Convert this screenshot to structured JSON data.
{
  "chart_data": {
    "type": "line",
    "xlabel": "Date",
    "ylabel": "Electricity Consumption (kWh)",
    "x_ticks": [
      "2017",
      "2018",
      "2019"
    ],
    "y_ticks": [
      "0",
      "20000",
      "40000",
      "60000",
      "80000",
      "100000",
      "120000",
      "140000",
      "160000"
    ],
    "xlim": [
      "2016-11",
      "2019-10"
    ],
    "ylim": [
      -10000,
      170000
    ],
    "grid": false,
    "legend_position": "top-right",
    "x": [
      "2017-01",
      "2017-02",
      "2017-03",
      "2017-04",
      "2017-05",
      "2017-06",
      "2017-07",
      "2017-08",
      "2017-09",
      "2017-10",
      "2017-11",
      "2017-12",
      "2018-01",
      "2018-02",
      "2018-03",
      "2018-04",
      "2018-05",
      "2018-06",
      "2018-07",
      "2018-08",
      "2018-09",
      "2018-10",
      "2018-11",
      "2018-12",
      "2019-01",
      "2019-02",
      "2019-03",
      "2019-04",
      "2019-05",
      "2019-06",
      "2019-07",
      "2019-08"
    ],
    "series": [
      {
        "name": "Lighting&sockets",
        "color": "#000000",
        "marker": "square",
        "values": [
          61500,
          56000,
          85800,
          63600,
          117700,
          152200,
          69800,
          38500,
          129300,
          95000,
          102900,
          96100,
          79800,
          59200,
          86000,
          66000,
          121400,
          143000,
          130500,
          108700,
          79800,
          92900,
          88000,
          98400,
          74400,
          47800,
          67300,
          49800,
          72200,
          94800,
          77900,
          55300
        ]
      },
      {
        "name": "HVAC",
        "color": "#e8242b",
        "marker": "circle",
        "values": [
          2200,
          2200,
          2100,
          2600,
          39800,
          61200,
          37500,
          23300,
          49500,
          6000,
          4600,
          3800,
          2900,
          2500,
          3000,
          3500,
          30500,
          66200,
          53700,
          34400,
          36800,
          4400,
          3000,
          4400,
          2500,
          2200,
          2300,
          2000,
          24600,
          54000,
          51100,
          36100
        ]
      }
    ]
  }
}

→ Work required: Repeat the data above, word for word.

→ Reply:
Convert this screenshot to structured JSON data.
{
  "chart_data": {
    "type": "line",
    "xlabel": "Date",
    "ylabel": "Electricity Consumption (kWh)",
    "x_ticks": [
      "2017",
      "2018",
      "2019"
    ],
    "y_ticks": [
      "0",
      "20000",
      "40000",
      "60000",
      "80000",
      "100000",
      "120000",
      "140000",
      "160000"
    ],
    "xlim": [
      "2016-11",
      "2019-10"
    ],
    "ylim": [
      -10000,
      170000
    ],
    "grid": false,
    "legend_position": "top-right",
    "x": [
      "2017-01",
      "2017-02",
      "2017-03",
      "2017-04",
      "2017-05",
      "2017-06",
      "2017-07",
      "2017-08",
      "2017-09",
      "2017-10",
      "2017-11",
      "2017-12",
      "2018-01",
      "2018-02",
      "2018-03",
      "2018-04",
      "2018-05",
      "2018-06",
      "2018-07",
      "2018-08",
      "2018-09",
      "2018-10",
      "2018-11",
      "2018-12",
      "2019-01",
      "2019-02",
      "2019-03",
      "2019-04",
      "2019-05",
      "2019-06",
      "2019-07",
      "2019-08"
    ],
    "series": [
      {
        "name": "Lighting&sockets",
        "color": "#000000",
        "marker": "square",
        "values": [
          61500,
          56000,
          85800,
          63600,
          117700,
          152200,
          69800,
          38500,
          129300,
          95000,
          102900,
          96100,
          79800,
          59200,
          86000,
          66000,
          121400,
          143000,
          130500,
          108700,
          79800,
          92900,
          88000,
          98400,
          74400,
          47800,
          67300,
          49800,
          72200,
          94800,
          77900,
          55300
        ]
      },
      {
        "name": "HVAC",
        "color": "#e8242b",
        "marker": "circle",
        "values": [
          2200,
          2200,
          2100,
          2600,
          39800,
          61200,
          37500,
          23300,
          49500,
          6000,
          4600,
          3800,
          2900,
          2500,
          3000,
          3500,
          30500,
          66200,
          53700,
          34400,
          36800,
          4400,
          3000,
          4400,
          2500,
          2200,
          2300,
          2000,
          24600,
          54000,
          51100,
          36100
        ]
      }
    ]
  }
}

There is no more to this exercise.